— EXERCISE DIRECTIONS —
Wherever the word "Prismatic" appears in a line, copy that line.

— DATASET CONTENT —
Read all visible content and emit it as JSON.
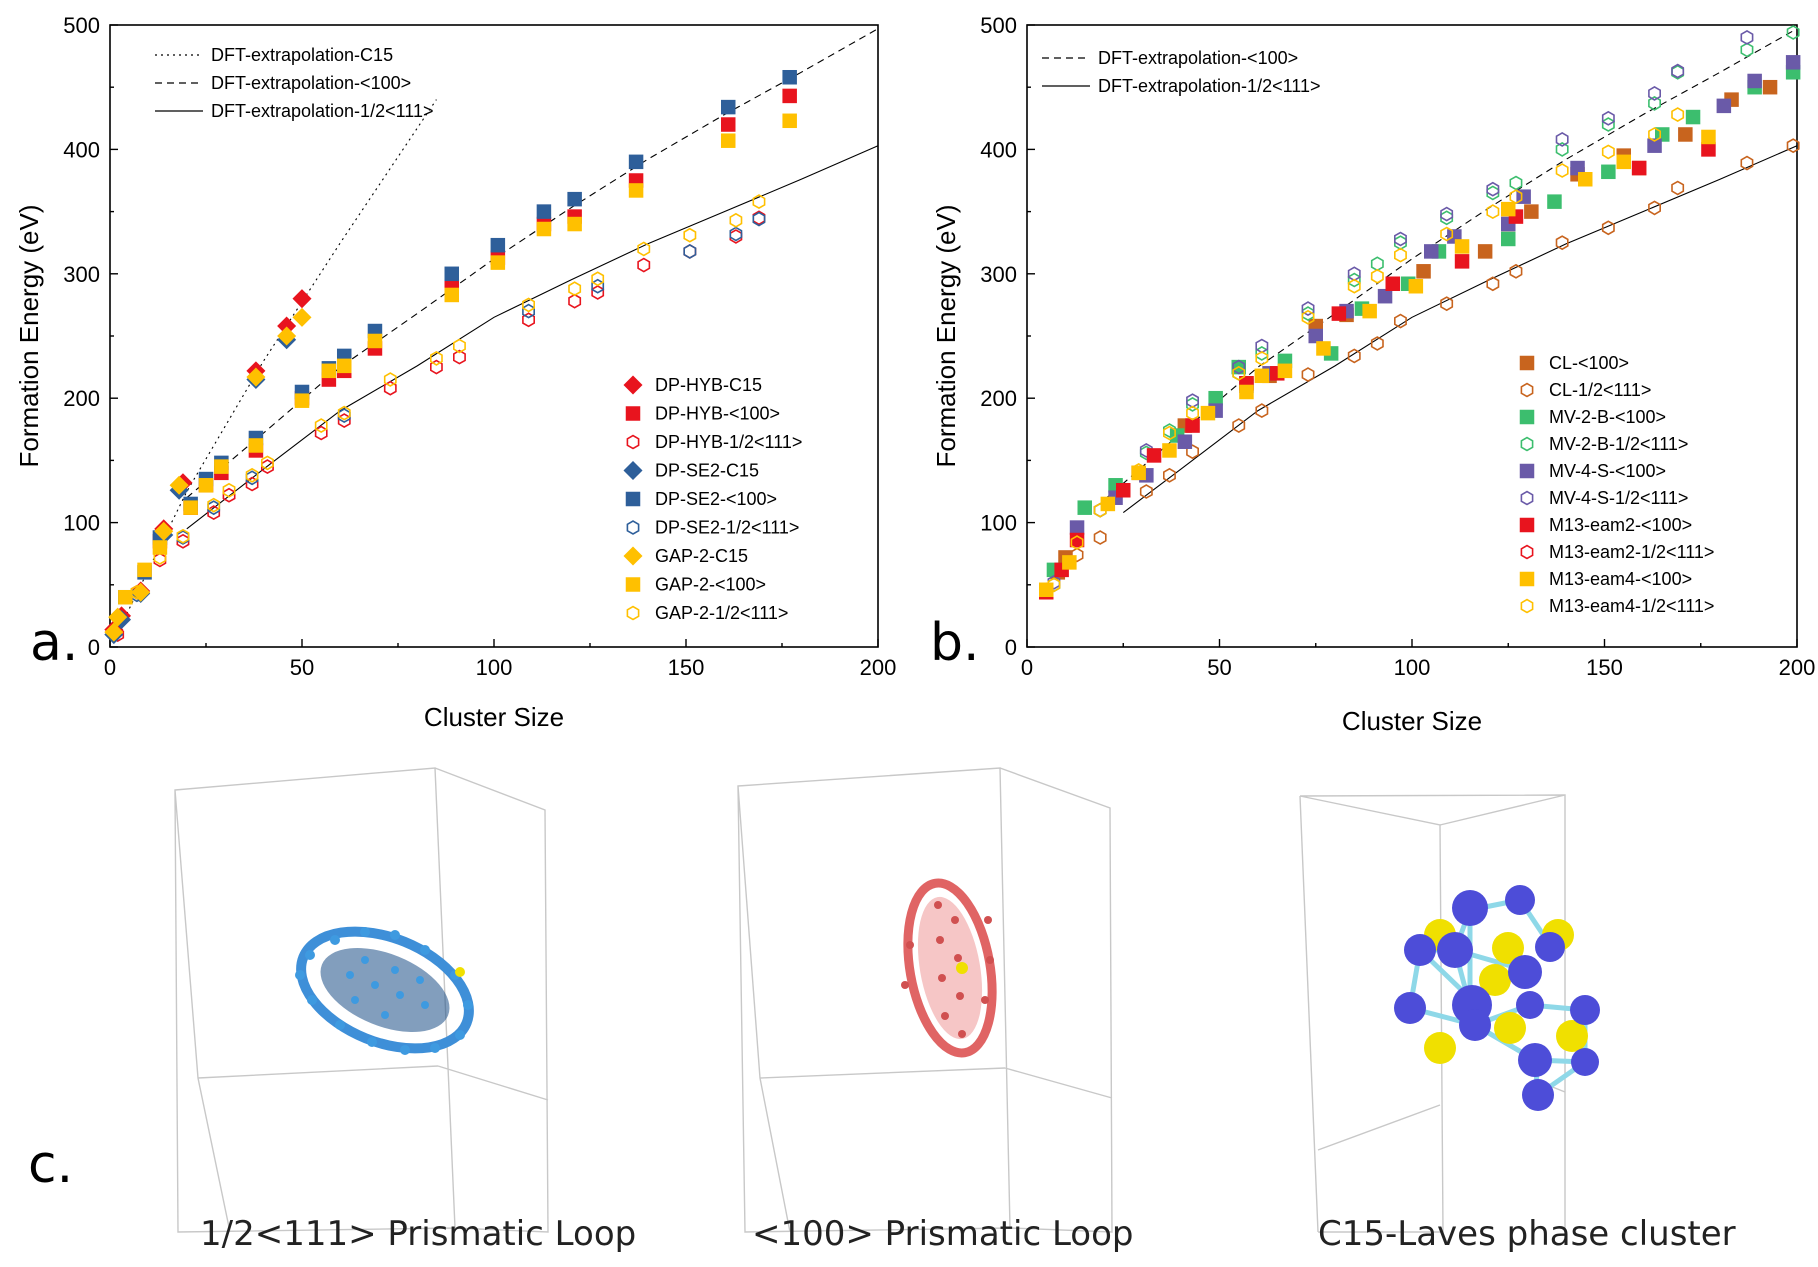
{
  "chart_data": [
    {
      "panel": "a.",
      "type": "scatter",
      "xlabel": "Cluster Size",
      "ylabel": "Formation Energy (eV)",
      "xlim": [
        0,
        200
      ],
      "ylim": [
        0,
        500
      ],
      "xticks": [
        "0",
        "50",
        "100",
        "150",
        "200"
      ],
      "yticks": [
        "0",
        "100",
        "200",
        "300",
        "400",
        "500"
      ],
      "lines": [
        {
          "name": "DFT-extrapolation-C15",
          "dash": "dotted",
          "x": [
            3,
            20,
            40,
            60,
            85
          ],
          "y": [
            18,
            125,
            230,
            325,
            440
          ]
        },
        {
          "name": "DFT-extrapolation-<100>",
          "dash": "dashed",
          "x": [
            20,
            40,
            60,
            80,
            100,
            120,
            140,
            160,
            180,
            200
          ],
          "y": [
            120,
            172,
            225,
            268,
            312,
            353,
            392,
            428,
            462,
            497
          ]
        },
        {
          "name": "DFT-extrapolation-1/2<111>",
          "dash": "solid",
          "x": [
            20,
            40,
            60,
            80,
            100,
            120,
            140,
            160,
            180,
            200
          ],
          "y": [
            95,
            143,
            190,
            226,
            265,
            295,
            324,
            350,
            376,
            403
          ]
        }
      ],
      "series": [
        {
          "name": "DP-HYB-C15",
          "marker": "diamond",
          "color": "#e8141e",
          "filled": true,
          "x": [
            1,
            3,
            8,
            14,
            19,
            38,
            46,
            50
          ],
          "y": [
            14,
            25,
            45,
            95,
            132,
            222,
            258,
            280
          ]
        },
        {
          "name": "DP-HYB-<100>",
          "marker": "square",
          "color": "#e8141e",
          "filled": true,
          "x": [
            13,
            21,
            25,
            29,
            38,
            50,
            57,
            61,
            69,
            89,
            101,
            113,
            121,
            137,
            161,
            177
          ],
          "y": [
            85,
            112,
            130,
            140,
            158,
            200,
            215,
            222,
            240,
            290,
            313,
            340,
            346,
            375,
            420,
            443
          ]
        },
        {
          "name": "DP-HYB-1/2<111>",
          "marker": "hexagon",
          "color": "#e8141e",
          "filled": false,
          "x": [
            2,
            7,
            13,
            19,
            27,
            31,
            37,
            41,
            55,
            61,
            73,
            85,
            91,
            109,
            121,
            127,
            139,
            151,
            163,
            169
          ],
          "y": [
            10,
            44,
            70,
            85,
            108,
            122,
            131,
            145,
            172,
            182,
            208,
            225,
            233,
            263,
            278,
            285,
            307,
            318,
            330,
            345
          ]
        },
        {
          "name": "DP-SE2-C15",
          "marker": "diamond",
          "color": "#2e5f9a",
          "filled": true,
          "x": [
            1,
            3,
            8,
            14,
            18,
            38,
            46
          ],
          "y": [
            10,
            22,
            43,
            90,
            126,
            215,
            247
          ]
        },
        {
          "name": "DP-SE2-<100>",
          "marker": "square",
          "color": "#2e5f9a",
          "filled": true,
          "x": [
            4,
            9,
            13,
            21,
            25,
            29,
            38,
            50,
            57,
            61,
            69,
            89,
            101,
            113,
            121,
            137,
            161,
            177
          ],
          "y": [
            40,
            60,
            88,
            115,
            135,
            148,
            168,
            205,
            224,
            234,
            254,
            300,
            323,
            350,
            360,
            390,
            434,
            458
          ]
        },
        {
          "name": "DP-SE2-1/2<111>",
          "marker": "hexagon",
          "color": "#2e5f9a",
          "filled": false,
          "x": [
            7,
            19,
            27,
            37,
            61,
            109,
            127,
            151,
            163,
            169
          ],
          "y": [
            42,
            88,
            112,
            136,
            186,
            270,
            290,
            318,
            332,
            344
          ]
        },
        {
          "name": "GAP-2-C15",
          "marker": "diamond",
          "color": "#ffc000",
          "filled": true,
          "x": [
            1,
            2,
            8,
            14,
            18,
            38,
            46,
            50
          ],
          "y": [
            12,
            24,
            44,
            93,
            130,
            217,
            250,
            265
          ]
        },
        {
          "name": "GAP-2-<100>",
          "marker": "square",
          "color": "#ffc000",
          "filled": true,
          "x": [
            4,
            9,
            13,
            21,
            25,
            29,
            38,
            50,
            57,
            61,
            69,
            89,
            101,
            113,
            121,
            137,
            161,
            177
          ],
          "y": [
            40,
            62,
            80,
            112,
            130,
            145,
            162,
            198,
            222,
            226,
            246,
            283,
            309,
            336,
            340,
            367,
            407,
            423
          ]
        },
        {
          "name": "GAP-2-1/2<111>",
          "marker": "hexagon",
          "color": "#ffc000",
          "filled": false,
          "x": [
            7,
            13,
            19,
            27,
            31,
            37,
            41,
            55,
            61,
            73,
            85,
            91,
            109,
            121,
            127,
            139,
            151,
            163,
            169
          ],
          "y": [
            44,
            72,
            89,
            114,
            126,
            138,
            148,
            178,
            188,
            215,
            232,
            242,
            275,
            288,
            296,
            320,
            331,
            343,
            358
          ]
        }
      ]
    },
    {
      "panel": "b.",
      "type": "scatter",
      "xlabel": "Cluster Size",
      "ylabel": "Formation Energy (eV)",
      "xlim": [
        0,
        200
      ],
      "ylim": [
        0,
        500
      ],
      "xticks": [
        "0",
        "50",
        "100",
        "150",
        "200"
      ],
      "yticks": [
        "0",
        "100",
        "200",
        "300",
        "400",
        "500"
      ],
      "lines": [
        {
          "name": "DFT-extrapolation-<100>",
          "dash": "dashed",
          "x": [
            20,
            40,
            60,
            80,
            100,
            120,
            140,
            160,
            180,
            200
          ],
          "y": [
            118,
            172,
            225,
            268,
            312,
            353,
            392,
            428,
            462,
            497
          ]
        },
        {
          "name": "DFT-extrapolation-1/2<111>",
          "dash": "solid",
          "x": [
            25,
            40,
            60,
            80,
            100,
            120,
            140,
            160,
            180,
            200
          ],
          "y": [
            108,
            143,
            190,
            226,
            265,
            295,
            324,
            350,
            376,
            403
          ]
        }
      ],
      "series": [
        {
          "name": "CL-<100>",
          "marker": "square",
          "color": "#c8641e",
          "filled": true,
          "x": [
            8,
            10,
            29,
            41,
            57,
            63,
            75,
            83,
            99,
            103,
            119,
            125,
            131,
            143,
            155,
            159,
            171,
            183,
            193
          ],
          "y": [
            60,
            72,
            140,
            178,
            212,
            218,
            258,
            267,
            292,
            302,
            318,
            340,
            350,
            380,
            395,
            385,
            412,
            440,
            450
          ]
        },
        {
          "name": "CL-1/2<111>",
          "marker": "hexagon",
          "color": "#c8641e",
          "filled": false,
          "x": [
            5,
            8,
            13,
            19,
            31,
            37,
            43,
            55,
            61,
            73,
            85,
            91,
            97,
            109,
            121,
            127,
            139,
            151,
            163,
            169,
            187,
            199
          ],
          "y": [
            46,
            62,
            74,
            88,
            125,
            138,
            157,
            178,
            190,
            219,
            234,
            244,
            262,
            276,
            292,
            302,
            325,
            337,
            353,
            369,
            389,
            403
          ]
        },
        {
          "name": "MV-2-B-<100>",
          "marker": "square",
          "color": "#3cbe6e",
          "filled": true,
          "x": [
            7,
            15,
            23,
            39,
            49,
            55,
            67,
            79,
            87,
            99,
            107,
            125,
            137,
            151,
            165,
            173,
            189,
            199
          ],
          "y": [
            62,
            112,
            130,
            170,
            200,
            225,
            230,
            236,
            272,
            292,
            318,
            328,
            358,
            382,
            412,
            426,
            450,
            462
          ]
        },
        {
          "name": "MV-2-B-1/2<111>",
          "marker": "hexagon",
          "color": "#3cbe6e",
          "filled": false,
          "x": [
            7,
            19,
            31,
            37,
            43,
            55,
            61,
            73,
            85,
            91,
            97,
            109,
            121,
            127,
            139,
            151,
            163,
            169,
            187,
            199
          ],
          "y": [
            50,
            110,
            156,
            174,
            195,
            220,
            236,
            268,
            295,
            308,
            325,
            345,
            365,
            373,
            400,
            420,
            437,
            462,
            480,
            494
          ]
        },
        {
          "name": "MV-4-S-<100>",
          "marker": "square",
          "color": "#6a5aa8",
          "filled": true,
          "x": [
            13,
            23,
            31,
            41,
            49,
            57,
            63,
            75,
            83,
            93,
            105,
            111,
            125,
            129,
            143,
            163,
            181,
            189,
            199
          ],
          "y": [
            96,
            120,
            138,
            165,
            190,
            210,
            220,
            250,
            270,
            282,
            318,
            330,
            340,
            362,
            385,
            403,
            435,
            455,
            470
          ]
        },
        {
          "name": "MV-4-S-1/2<111>",
          "marker": "hexagon",
          "color": "#6a5aa8",
          "filled": false,
          "x": [
            7,
            19,
            31,
            43,
            55,
            61,
            73,
            85,
            97,
            109,
            121,
            139,
            151,
            163,
            169,
            187
          ],
          "y": [
            52,
            110,
            158,
            198,
            225,
            242,
            272,
            300,
            328,
            348,
            368,
            408,
            425,
            445,
            463,
            490
          ]
        },
        {
          "name": "M13-eam2-<100>",
          "marker": "square",
          "color": "#e8141e",
          "filled": true,
          "x": [
            5,
            9,
            13,
            25,
            33,
            43,
            57,
            65,
            81,
            95,
            113,
            127,
            159,
            177
          ],
          "y": [
            44,
            62,
            86,
            126,
            154,
            178,
            212,
            220,
            268,
            292,
            310,
            346,
            385,
            400
          ]
        },
        {
          "name": "M13-eam2-1/2<111>",
          "marker": "hexagon",
          "color": "#e8141e",
          "filled": false,
          "x": [],
          "y": []
        },
        {
          "name": "M13-eam4-<100>",
          "marker": "square",
          "color": "#ffc000",
          "filled": true,
          "x": [
            5,
            11,
            21,
            29,
            37,
            47,
            57,
            61,
            67,
            77,
            89,
            101,
            113,
            125,
            145,
            155,
            177
          ],
          "y": [
            46,
            68,
            115,
            140,
            158,
            188,
            205,
            218,
            222,
            240,
            270,
            290,
            322,
            352,
            376,
            390,
            410
          ]
        },
        {
          "name": "M13-eam4-1/2<111>",
          "marker": "hexagon",
          "color": "#ffc000",
          "filled": false,
          "x": [
            7,
            13,
            19,
            29,
            37,
            43,
            55,
            61,
            73,
            85,
            91,
            97,
            109,
            121,
            127,
            139,
            151,
            163,
            169
          ],
          "y": [
            50,
            84,
            110,
            142,
            172,
            188,
            220,
            232,
            265,
            290,
            298,
            315,
            332,
            350,
            362,
            383,
            398,
            412,
            428
          ]
        }
      ]
    }
  ],
  "panel_c": {
    "label": "c.",
    "captions": [
      "1/2<111> Prismatic Loop",
      "<100> Prismatic Loop",
      "C15-Laves phase cluster"
    ]
  },
  "colors": {
    "loop_111": "#3e8fd8",
    "loop_100": "#e06464",
    "c15_blue": "#4d4dd8",
    "c15_yellow": "#f0e000",
    "bond": "#8ed8e8"
  }
}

— WRITTEN ANSWER —
      "1/2<111> Prismatic Loop",
      "<100> Prismatic Loop",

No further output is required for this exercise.